Working: http://jsfiddle.net/YLSn6/

Answer 1

Most of the answers are correct in that passing an object as a function parameter breaks a closure and thus allow us to assign things to functions from within a loop. But I'd like to point out why this is the case, and it's not just a special case for closures.

You see, the way javascript passes parameters to functions is a bit different form other languages. Firstly, it seems to have two ways of doing it depending on weather it's a primitive value or an object. For primitive values it seems to pass by value and for objects it seems to pass by reference.

How javascript passes function arguments

Actually, the real explanation of what javascript does explains both situations, as well as why it breaks closures, using just a single mechanism.

What javascript does is actually it passes parameters by copy of reference. That is to say, it creates another reference to the parameter and passes that new reference into the function.

Pass by value?

Assume that all variables in javascript are references. In other languages, when we say a variable is a reference, we expect it to behave like this:

var i = 1;
function increment (n) { n = n+1 };
increment(i); // we would expect i to be 2 if i is a reference

But in javascript, it's not the case:

console.log(i); // i is still 1

That's a classic pass by value isn't it?

Pass by reference?

▶ **Extracted data**:
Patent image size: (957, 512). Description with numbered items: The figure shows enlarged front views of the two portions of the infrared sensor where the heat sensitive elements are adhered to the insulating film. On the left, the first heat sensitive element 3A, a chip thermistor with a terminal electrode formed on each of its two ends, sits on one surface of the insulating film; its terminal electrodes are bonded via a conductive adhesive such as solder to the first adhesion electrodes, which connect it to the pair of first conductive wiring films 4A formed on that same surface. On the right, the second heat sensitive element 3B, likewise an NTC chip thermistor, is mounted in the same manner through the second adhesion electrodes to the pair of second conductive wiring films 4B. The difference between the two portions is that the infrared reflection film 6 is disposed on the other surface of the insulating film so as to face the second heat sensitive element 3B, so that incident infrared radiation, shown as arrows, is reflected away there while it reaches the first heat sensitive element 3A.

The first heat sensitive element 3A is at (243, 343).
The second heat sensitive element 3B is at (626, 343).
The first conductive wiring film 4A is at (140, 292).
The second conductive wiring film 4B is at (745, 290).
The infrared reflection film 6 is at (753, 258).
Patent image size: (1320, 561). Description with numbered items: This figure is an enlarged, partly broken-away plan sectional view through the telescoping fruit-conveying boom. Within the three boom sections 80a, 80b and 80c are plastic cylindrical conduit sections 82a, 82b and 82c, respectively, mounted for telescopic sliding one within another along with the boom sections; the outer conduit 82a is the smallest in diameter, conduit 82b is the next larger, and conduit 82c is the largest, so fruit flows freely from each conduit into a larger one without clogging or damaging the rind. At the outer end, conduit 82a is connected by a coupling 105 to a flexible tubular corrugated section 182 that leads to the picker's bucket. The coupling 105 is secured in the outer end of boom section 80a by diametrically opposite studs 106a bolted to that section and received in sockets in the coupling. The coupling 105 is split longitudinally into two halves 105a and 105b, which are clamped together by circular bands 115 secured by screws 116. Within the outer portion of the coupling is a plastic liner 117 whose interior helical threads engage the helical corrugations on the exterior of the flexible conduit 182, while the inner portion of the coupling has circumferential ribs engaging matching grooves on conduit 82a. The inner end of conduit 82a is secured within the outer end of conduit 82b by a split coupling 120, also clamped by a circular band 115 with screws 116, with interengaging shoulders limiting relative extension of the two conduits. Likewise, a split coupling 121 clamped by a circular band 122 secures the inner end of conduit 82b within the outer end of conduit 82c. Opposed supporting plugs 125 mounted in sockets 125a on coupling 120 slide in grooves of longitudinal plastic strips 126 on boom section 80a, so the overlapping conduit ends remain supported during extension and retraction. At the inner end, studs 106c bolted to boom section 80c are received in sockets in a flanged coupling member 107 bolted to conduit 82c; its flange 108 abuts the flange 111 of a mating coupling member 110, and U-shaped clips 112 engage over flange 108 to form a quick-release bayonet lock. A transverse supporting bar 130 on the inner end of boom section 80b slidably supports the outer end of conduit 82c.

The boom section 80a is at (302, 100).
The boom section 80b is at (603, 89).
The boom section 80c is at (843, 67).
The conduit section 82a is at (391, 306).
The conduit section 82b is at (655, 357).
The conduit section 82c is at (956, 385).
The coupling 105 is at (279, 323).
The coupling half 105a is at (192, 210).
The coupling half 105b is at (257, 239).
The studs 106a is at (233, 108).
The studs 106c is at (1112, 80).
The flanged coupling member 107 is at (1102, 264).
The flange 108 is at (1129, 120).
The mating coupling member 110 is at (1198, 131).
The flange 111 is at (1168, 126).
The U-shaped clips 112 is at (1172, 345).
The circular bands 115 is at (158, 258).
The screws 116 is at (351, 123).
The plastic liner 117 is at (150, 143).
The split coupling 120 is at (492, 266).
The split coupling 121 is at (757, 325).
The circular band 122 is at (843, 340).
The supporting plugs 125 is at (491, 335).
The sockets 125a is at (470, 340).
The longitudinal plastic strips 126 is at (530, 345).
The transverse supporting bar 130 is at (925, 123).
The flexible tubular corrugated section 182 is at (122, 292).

▶ **Short problem A**: In the answer about javascript arguments, rewrite the passage starting with "How javascript passes" and going on through "into the function.", changing "javascript" to "JavaScript".
▶ **Short problem B**: Summarize the answer about javascript arguments in two sentences.
▶ **Short problem C**: According to the answer about javascript arguments, how does javascript actually pass parameters to functions?

▶ **Written answer A**:
How JavaScript passes function arguments

Actually, the real explanation of what JavaScript does explains both situations, as well as why it breaks closures, using just a single mechanism.

What JavaScript does is actually it passes parameters by copy of reference. That is to say, it creates another reference to the parameter and passes that new reference into the function.

▶ **Written answer B**: Passing an object as a function parameter breaks a closure, and javascript seems to pass primitive values by value and objects by reference. In fact, it passes parameters by copy of reference, creating another reference to the parameter and passing that new reference into the function, which is why incrementing a parameter inside a function leaves the original variable unchanged.

▶ **Written answer C**: It passes them by copy of reference.